[EXERCISE DIRECTIONS] Without skipping anything, write out each record below exactly.

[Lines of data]

————

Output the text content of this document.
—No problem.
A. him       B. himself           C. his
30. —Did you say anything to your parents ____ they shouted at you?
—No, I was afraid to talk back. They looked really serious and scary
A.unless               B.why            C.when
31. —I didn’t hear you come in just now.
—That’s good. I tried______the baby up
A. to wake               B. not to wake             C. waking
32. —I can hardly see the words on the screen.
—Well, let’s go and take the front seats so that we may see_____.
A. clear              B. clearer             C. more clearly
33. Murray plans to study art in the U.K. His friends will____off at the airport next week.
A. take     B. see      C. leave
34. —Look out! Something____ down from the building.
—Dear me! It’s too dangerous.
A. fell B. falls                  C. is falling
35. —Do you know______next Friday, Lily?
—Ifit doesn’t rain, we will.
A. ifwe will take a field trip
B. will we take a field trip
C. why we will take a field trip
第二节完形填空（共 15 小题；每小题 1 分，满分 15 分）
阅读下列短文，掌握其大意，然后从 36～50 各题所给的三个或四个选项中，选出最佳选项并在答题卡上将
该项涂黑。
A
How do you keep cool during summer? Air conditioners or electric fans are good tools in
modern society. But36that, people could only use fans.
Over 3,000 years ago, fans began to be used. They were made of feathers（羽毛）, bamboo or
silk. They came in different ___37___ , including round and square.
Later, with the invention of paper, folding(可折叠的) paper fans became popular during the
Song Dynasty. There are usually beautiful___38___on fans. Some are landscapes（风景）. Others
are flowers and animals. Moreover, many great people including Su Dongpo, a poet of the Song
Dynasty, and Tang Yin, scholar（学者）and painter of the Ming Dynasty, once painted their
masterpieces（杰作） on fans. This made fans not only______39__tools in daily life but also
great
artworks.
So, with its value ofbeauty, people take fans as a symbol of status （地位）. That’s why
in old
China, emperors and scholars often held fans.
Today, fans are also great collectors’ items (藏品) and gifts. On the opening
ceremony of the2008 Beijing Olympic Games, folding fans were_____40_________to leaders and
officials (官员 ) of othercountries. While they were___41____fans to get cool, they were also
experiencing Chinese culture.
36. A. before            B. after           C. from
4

————

[COMPLETE OUTPUT]
Output the text content of this document.
—No problem.
A. him       B. himself           C. his
30. —Did you say anything to your parents ____ they shouted at you?
—No, I was afraid to talk back. They looked really serious and scary
A.unless               B.why            C.when
31. —I didn’t hear you come in just now.
—That’s good. I tried______the baby up
A. to wake               B. not to wake             C. waking
32. —I can hardly see the words on the screen.
—Well, let’s go and take the front seats so that we may see_____.
A. clear              B. clearer             C. more clearly
33. Murray plans to study art in the U.K. His friends will____off at the airport next week.
A. take     B. see      C. leave
34. —Look out! Something____ down from the building.
—Dear me! It’s too dangerous.
A. fell B. falls                  C. is falling
35. —Do you know______next Friday, Lily?
—Ifit doesn’t rain, we will.
A. ifwe will take a field trip
B. will we take a field trip
C. why we will take a field trip
第二节完形填空（共 15 小题；每小题 1 分，满分 15 分）
阅读下列短文，掌握其大意，然后从 36～50 各题所给的三个或四个选项中，选出最佳选项并在答题卡上将
该项涂黑。
A
How do you keep cool during summer? Air conditioners or electric fans are good tools in
modern society. But36that, people could only use fans.
Over 3,000 years ago, fans began to be used. They were made of feathers（羽毛）, bamboo or
silk. They came in different ___37___ , including round and square.
Later, with the invention of paper, folding(可折叠的) paper fans became popular during the
Song Dynasty. There are usually beautiful___38___on fans. Some are landscapes（风景）. Others
are flowers and animals. Moreover, many great people including Su Dongpo, a poet of the Song
Dynasty, and Tang Yin, scholar（学者）and painter of the Ming Dynasty, once painted their
masterpieces（杰作） on fans. This made fans not only______39__tools in daily life but also
great
artworks.
So, with its value ofbeauty, people take fans as a symbol of status （地位）. That’s why
in old
China, emperors and scholars often held fans.
Today, fans are also great collectors’ items (藏品) and gifts. On the opening
ceremony of the2008 Beijing Olympic Games, folding fans were_____40_________to leaders and
officials (官员 ) of othercountries. While they were___41____fans to get cool, they were also
experiencing Chinese culture.
36. A. before            B. after           C. from
4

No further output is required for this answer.